### What is needed
Can you output every one of these entries again, line for line and unchanged, but without the pictures?

### Records provided
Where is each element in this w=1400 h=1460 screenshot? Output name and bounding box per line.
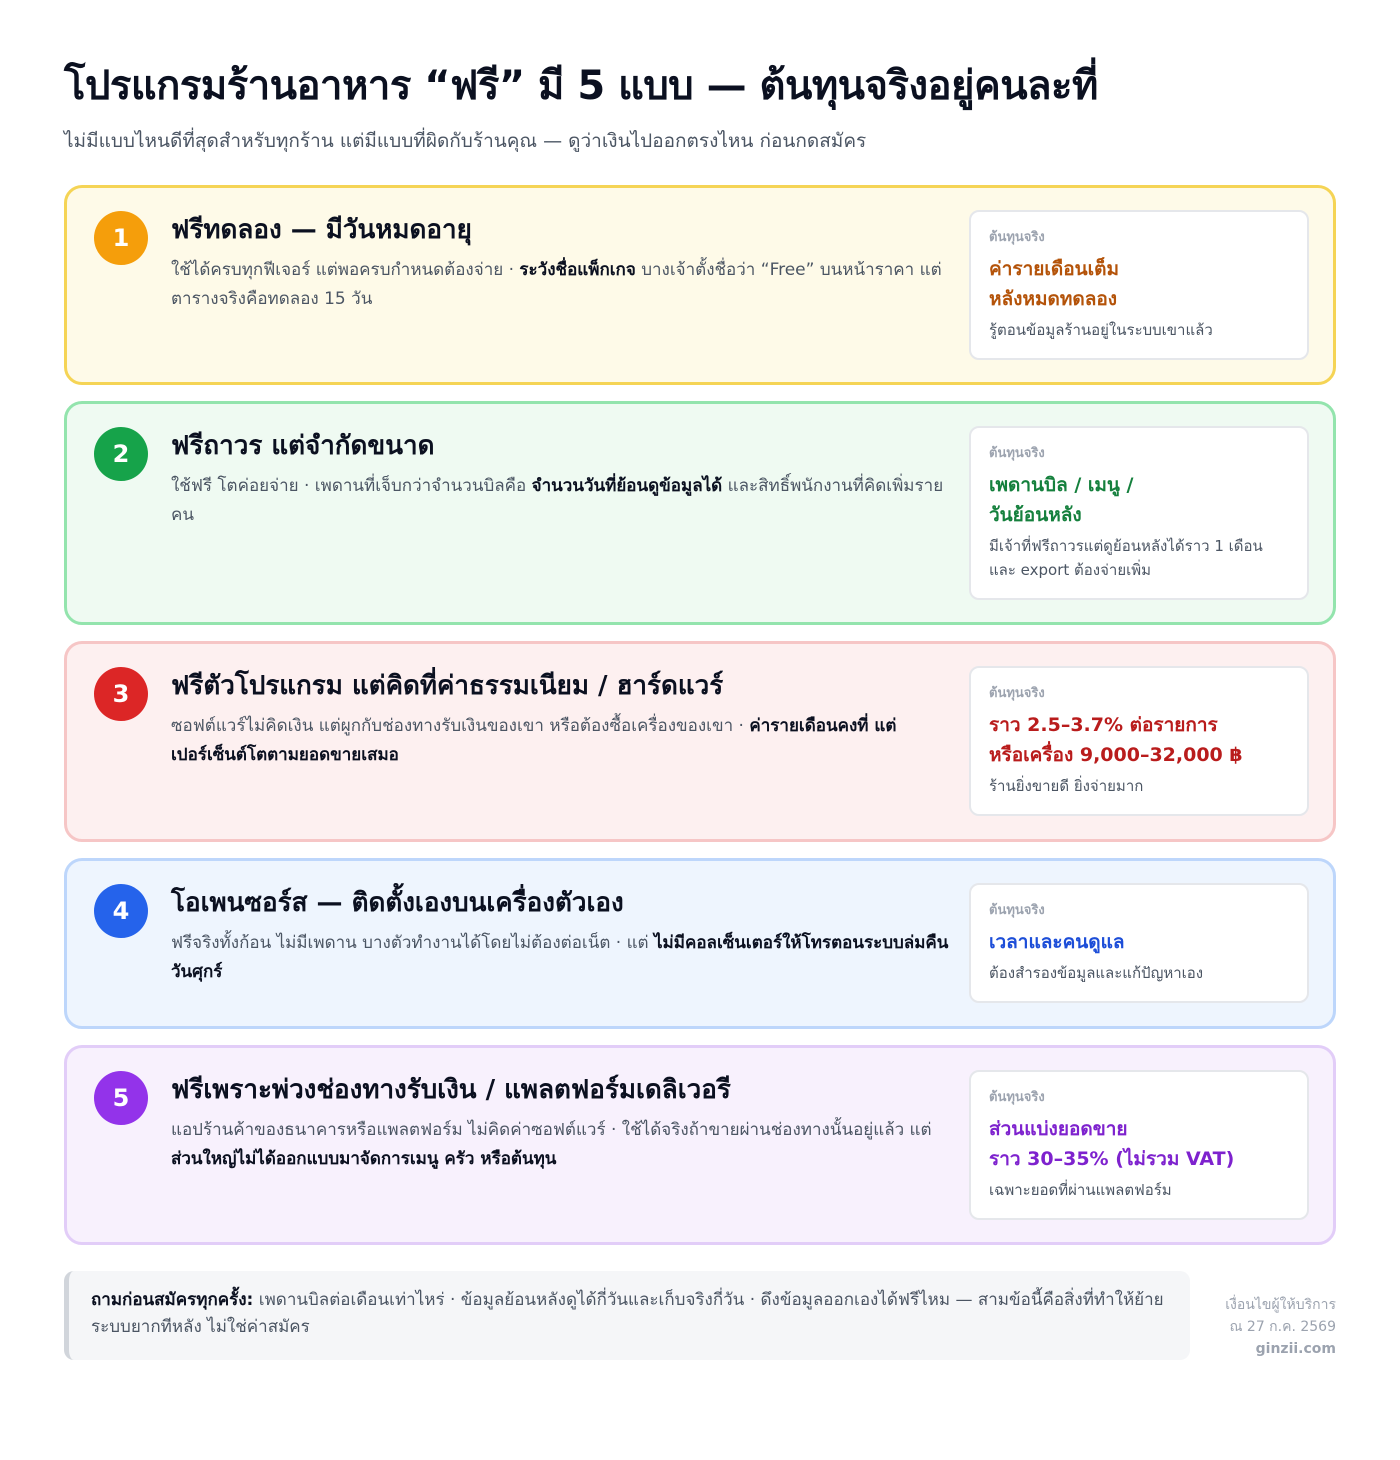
option-card-bundled-platform — [64, 1045, 1336, 1245]
card-description-highlight: ค่ารายเดือนคงที่ แต่เปอร์เซ็นต์โตตามยอดขายเสมอ — [171, 716, 897, 765]
card-description-highlight: จำนวนวันที่ย้อนดูข้อมูลได้ — [531, 476, 723, 496]
card-description-highlight: ระวังชื่อแพ็กเกจ — [519, 260, 636, 280]
real-cost-label: ต้นทุนจริง — [989, 903, 1045, 918]
page-subtitle: ไม่มีแบบไหนดีที่สุดสำหรับทุกร้าน แต่มีแบบที่ผิดกับร้านคุณ — ดูว่าเงินไปออกตรงไหน ก่อนกดสมัคร — [64, 130, 867, 152]
real-cost-label: ต้นทุนจริง — [989, 686, 1045, 701]
card-description: แอปร้านค้าของธนาคารหรือแพลตฟอร์ม ไม่คิดค่าซอฟต์แวร์ · ใช้ได้จริงถ้าขายผ่านช่องทางนั้นอยู่แล้ว แต่ ส่วนใหญ่ไม่ได้ออกแบบมาจัดการเมนู ครัว หรือต้นทุน — [171, 1120, 932, 1169]
footer-callout-lead: ถามก่อนสมัครทุกครั้ง: — [91, 1290, 254, 1310]
option-card-open-source — [64, 858, 1336, 1029]
number-badge: 2 — [94, 427, 148, 481]
site-brand: ginzii.com — [1255, 1341, 1336, 1357]
real-cost-note: ร้านยิ่งขายดี ยิ่งจ่ายมาก — [989, 777, 1144, 795]
footer-callout — [64, 1271, 1190, 1360]
real-cost-box — [969, 883, 1309, 1003]
footer-callout-text: เพดานบิลต่อเดือนเท่าไหร่ · ข้อมูลย้อนหลังดูได้กี่วันและเก็บจริงกี่วัน · ดึงข้อมูลออกเองได้ฟรีไหม — สามข้อนี้คือสิ่งที่ทำให้ย้ายระบบยากทีหลัง ไม่ใช่ค่าสมัคร — [91, 1290, 1164, 1337]
real-cost-note: รู้ตอนข้อมูลร้านอยู่ในระบบเขาแล้ว — [989, 321, 1213, 339]
real-cost-box — [969, 210, 1309, 360]
page-title: โปรแกรมร้านอาหาร “ฟรี” มี 5 แบบ — ต้นทุนจริงอยู่คนละที่ — [64, 63, 1098, 109]
option-card-free-trial — [64, 185, 1336, 385]
real-cost-box — [969, 1070, 1309, 1220]
card-description: ซอฟต์แวร์ไม่คิดเงิน แต่ผูกกับช่องทางรับเงินของเขา หรือต้องซื้อเครื่องของเขา · ค่ารายเดือนคงที่ แต่เปอร์เซ็นต์โตตามยอดขายเสมอ — [171, 716, 897, 765]
card-title: ฟรีตัวโปรแกรม แต่คิดที่ค่าธรรมเนียม / ฮาร์ดแวร์ — [171, 671, 724, 701]
card-title: โอเพนซอร์ส — ติดตั้งเองบนเครื่องตัวเอง — [171, 888, 624, 918]
footer-meta — [1190, 1294, 1336, 1360]
real-cost-value: เวลาและคนดูแล — [989, 931, 1125, 953]
card-title: ฟรีถาวร แต่จำกัดขนาด — [171, 431, 435, 461]
real-cost-label: ต้นทุนจริง — [989, 1090, 1045, 1105]
real-cost-label: ต้นทุนจริง — [989, 446, 1045, 461]
real-cost-note: ต้องสำรองข้อมูลและแก้ปัญหาเอง — [989, 964, 1204, 982]
real-cost-value: เพดานบิล / เมนู / วันย้อนหลัง — [989, 474, 1134, 526]
real-cost-value: ราว 2.5–3.7% ต่อรายการ หรือเครื่อง 9,000–32,000 ฿ — [989, 714, 1243, 766]
option-card-fees-hardware — [64, 641, 1336, 842]
card-description-highlight: ส่วนใหญ่ไม่ได้ออกแบบมาจัดการเมนู ครัว หรือต้นทุน — [171, 1149, 557, 1169]
number-badge: 1 — [94, 211, 148, 265]
number-badge: 3 — [94, 667, 148, 721]
number-badge: 5 — [94, 1071, 148, 1125]
as-of-date: ณ 27 ก.ค. 2569 — [1229, 1319, 1336, 1335]
real-cost-note: มีเจ้าที่ฟรีถาวรแต่ดูย้อนหลังได้ราว 1 เดือน และ export ต้องจ่ายเพิ่ม — [989, 537, 1263, 579]
real-cost-value: ส่วนแบ่งยอดขาย ราว 30–35% (ไม่รวม VAT) — [989, 1118, 1235, 1170]
card-description: ฟรีจริงทั้งก้อน ไม่มีเพดาน บางตัวทำงานได้โดยไม่ต้องต่อเน็ต · แต่ ไม่มีคอลเซ็นเตอร์ให้โทรตอนระบบล่มคืนวันศุกร์ — [171, 933, 949, 982]
card-description-highlight: ไม่มีคอลเซ็นเตอร์ให้โทรตอนระบบล่มคืนวันศุกร์ — [171, 933, 949, 982]
real-cost-box — [969, 426, 1309, 600]
real-cost-value: ค่ารายเดือนเต็ม หลังหมดทดลอง — [989, 258, 1119, 310]
card-title: ฟรีทดลอง — มีวันหมดอายุ — [171, 215, 472, 245]
real-cost-box — [969, 666, 1309, 816]
number-badge: 4 — [94, 884, 148, 938]
real-cost-label: ต้นทุนจริง — [989, 230, 1045, 245]
real-cost-note: เฉพาะยอดที่ผ่านแพลตฟอร์ม — [989, 1181, 1172, 1199]
card-description: ใช้ได้ครบทุกฟีเจอร์ แต่พอครบกำหนดต้องจ่าย · ระวังชื่อแพ็กเกจ บางเจ้าตั้งชื่อว่า “Free” บนหน้าราคา แต่ตารางจริงคือทดลอง 15 วัน — [171, 260, 942, 309]
card-title: ฟรีเพราะพ่วงช่องทางรับเงิน / แพลตฟอร์มเดลิเวอรี — [171, 1075, 731, 1105]
card-description: ใช้ฟรี โตค่อยจ่าย · เพดานที่เจ็บกว่าจำนวนบิลคือ จำนวนวันที่ย้อนดูข้อมูลได้ และสิทธิ์พนักงานที่คิดเพิ่มรายคน — [171, 476, 944, 525]
option-card-freemium — [64, 401, 1336, 625]
source-note: เงื่อนไขผู้ให้บริการ — [1225, 1297, 1336, 1313]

### In response
Where is each element in this w=1400 h=1460 screenshot? Output name and bounding box per line.
option-card-bundled-platform — [64, 1045, 1336, 1245]
card-description-highlight: ค่ารายเดือนคงที่ แต่เปอร์เซ็นต์โตตามยอดขายเสมอ — [171, 716, 897, 765]
card-description-highlight: จำนวนวันที่ย้อนดูข้อมูลได้ — [531, 476, 723, 496]
card-description-highlight: ระวังชื่อแพ็กเกจ — [519, 260, 636, 280]
real-cost-label: ต้นทุนจริง — [989, 903, 1045, 918]
page-subtitle: ไม่มีแบบไหนดีที่สุดสำหรับทุกร้าน แต่มีแบบที่ผิดกับร้านคุณ — ดูว่าเงินไปออกตรงไหน ก่อนกดสมัคร — [64, 130, 867, 152]
real-cost-label: ต้นทุนจริง — [989, 686, 1045, 701]
card-description: แอปร้านค้าของธนาคารหรือแพลตฟอร์ม ไม่คิดค่าซอฟต์แวร์ · ใช้ได้จริงถ้าขายผ่านช่องทางนั้นอยู่แล้ว แต่ ส่วนใหญ่ไม่ได้ออกแบบมาจัดการเมนู ครัว หรือต้นทุน — [171, 1120, 932, 1169]
footer-callout-lead: ถามก่อนสมัครทุกครั้ง: — [91, 1290, 254, 1310]
option-card-open-source — [64, 858, 1336, 1029]
number-badge: 2 — [94, 427, 148, 481]
site-brand: ginzii.com — [1255, 1341, 1336, 1357]
real-cost-note: ร้านยิ่งขายดี ยิ่งจ่ายมาก — [989, 777, 1144, 795]
footer-callout — [64, 1271, 1190, 1360]
real-cost-box — [969, 883, 1309, 1003]
footer-callout-text: เพดานบิลต่อเดือนเท่าไหร่ · ข้อมูลย้อนหลังดูได้กี่วันและเก็บจริงกี่วัน · ดึงข้อมูลออกเองได้ฟรีไหม — สามข้อนี้คือสิ่งที่ทำให้ย้ายระบบยากทีหลัง ไม่ใช่ค่าสมัคร — [91, 1290, 1164, 1337]
real-cost-note: รู้ตอนข้อมูลร้านอยู่ในระบบเขาแล้ว — [989, 321, 1213, 339]
real-cost-box — [969, 210, 1309, 360]
page-title: โปรแกรมร้านอาหาร “ฟรี” มี 5 แบบ — ต้นทุนจริงอยู่คนละที่ — [64, 63, 1098, 109]
option-card-free-trial — [64, 185, 1336, 385]
real-cost-box — [969, 1070, 1309, 1220]
card-description: ซอฟต์แวร์ไม่คิดเงิน แต่ผูกกับช่องทางรับเงินของเขา หรือต้องซื้อเครื่องของเขา · ค่ารายเดือนคงที่ แต่เปอร์เซ็นต์โตตามยอดขายเสมอ — [171, 716, 897, 765]
card-title: ฟรีตัวโปรแกรม แต่คิดที่ค่าธรรมเนียม / ฮาร์ดแวร์ — [171, 671, 724, 701]
card-title: โอเพนซอร์ส — ติดตั้งเองบนเครื่องตัวเอง — [171, 888, 624, 918]
footer-meta — [1190, 1294, 1336, 1360]
real-cost-value: เวลาและคนดูแล — [989, 931, 1125, 953]
card-title: ฟรีถาวร แต่จำกัดขนาด — [171, 431, 435, 461]
real-cost-label: ต้นทุนจริง — [989, 1090, 1045, 1105]
real-cost-label: ต้นทุนจริง — [989, 446, 1045, 461]
real-cost-note: ต้องสำรองข้อมูลและแก้ปัญหาเอง — [989, 964, 1204, 982]
real-cost-value: เพดานบิล / เมนู / วันย้อนหลัง — [989, 474, 1134, 526]
real-cost-value: ราว 2.5–3.7% ต่อรายการ หรือเครื่อง 9,000–32,000 ฿ — [989, 714, 1243, 766]
option-card-fees-hardware — [64, 641, 1336, 842]
card-description-highlight: ส่วนใหญ่ไม่ได้ออกแบบมาจัดการเมนู ครัว หรือต้นทุน — [171, 1149, 557, 1169]
number-badge: 1 — [94, 211, 148, 265]
number-badge: 3 — [94, 667, 148, 721]
number-badge: 5 — [94, 1071, 148, 1125]
as-of-date: ณ 27 ก.ค. 2569 — [1229, 1319, 1336, 1335]
real-cost-note: มีเจ้าที่ฟรีถาวรแต่ดูย้อนหลังได้ราว 1 เดือน และ export ต้องจ่ายเพิ่ม — [989, 537, 1263, 579]
real-cost-value: ส่วนแบ่งยอดขาย ราว 30–35% (ไม่รวม VAT) — [989, 1118, 1235, 1170]
card-description: ฟรีจริงทั้งก้อน ไม่มีเพดาน บางตัวทำงานได้โดยไม่ต้องต่อเน็ต · แต่ ไม่มีคอลเซ็นเตอร์ให้โทรตอนระบบล่มคืนวันศุกร์ — [171, 933, 949, 982]
card-description-highlight: ไม่มีคอลเซ็นเตอร์ให้โทรตอนระบบล่มคืนวันศุกร์ — [171, 933, 949, 982]
real-cost-box — [969, 426, 1309, 600]
real-cost-value: ค่ารายเดือนเต็ม หลังหมดทดลอง — [989, 258, 1119, 310]
card-title: ฟรีทดลอง — มีวันหมดอายุ — [171, 215, 472, 245]
real-cost-box — [969, 666, 1309, 816]
number-badge: 4 — [94, 884, 148, 938]
real-cost-label: ต้นทุนจริง — [989, 230, 1045, 245]
real-cost-note: เฉพาะยอดที่ผ่านแพลตฟอร์ม — [989, 1181, 1172, 1199]
card-description: ใช้ได้ครบทุกฟีเจอร์ แต่พอครบกำหนดต้องจ่าย · ระวังชื่อแพ็กเกจ บางเจ้าตั้งชื่อว่า “Free” บนหน้าราคา แต่ตารางจริงคือทดลอง 15 วัน — [171, 260, 942, 309]
card-title: ฟรีเพราะพ่วงช่องทางรับเงิน / แพลตฟอร์มเดลิเวอรี — [171, 1075, 731, 1105]
card-description: ใช้ฟรี โตค่อยจ่าย · เพดานที่เจ็บกว่าจำนวนบิลคือ จำนวนวันที่ย้อนดูข้อมูลได้ และสิทธิ์พนักงานที่คิดเพิ่มรายคน — [171, 476, 944, 525]
option-card-freemium — [64, 401, 1336, 625]
source-note: เงื่อนไขผู้ให้บริการ — [1225, 1297, 1336, 1313]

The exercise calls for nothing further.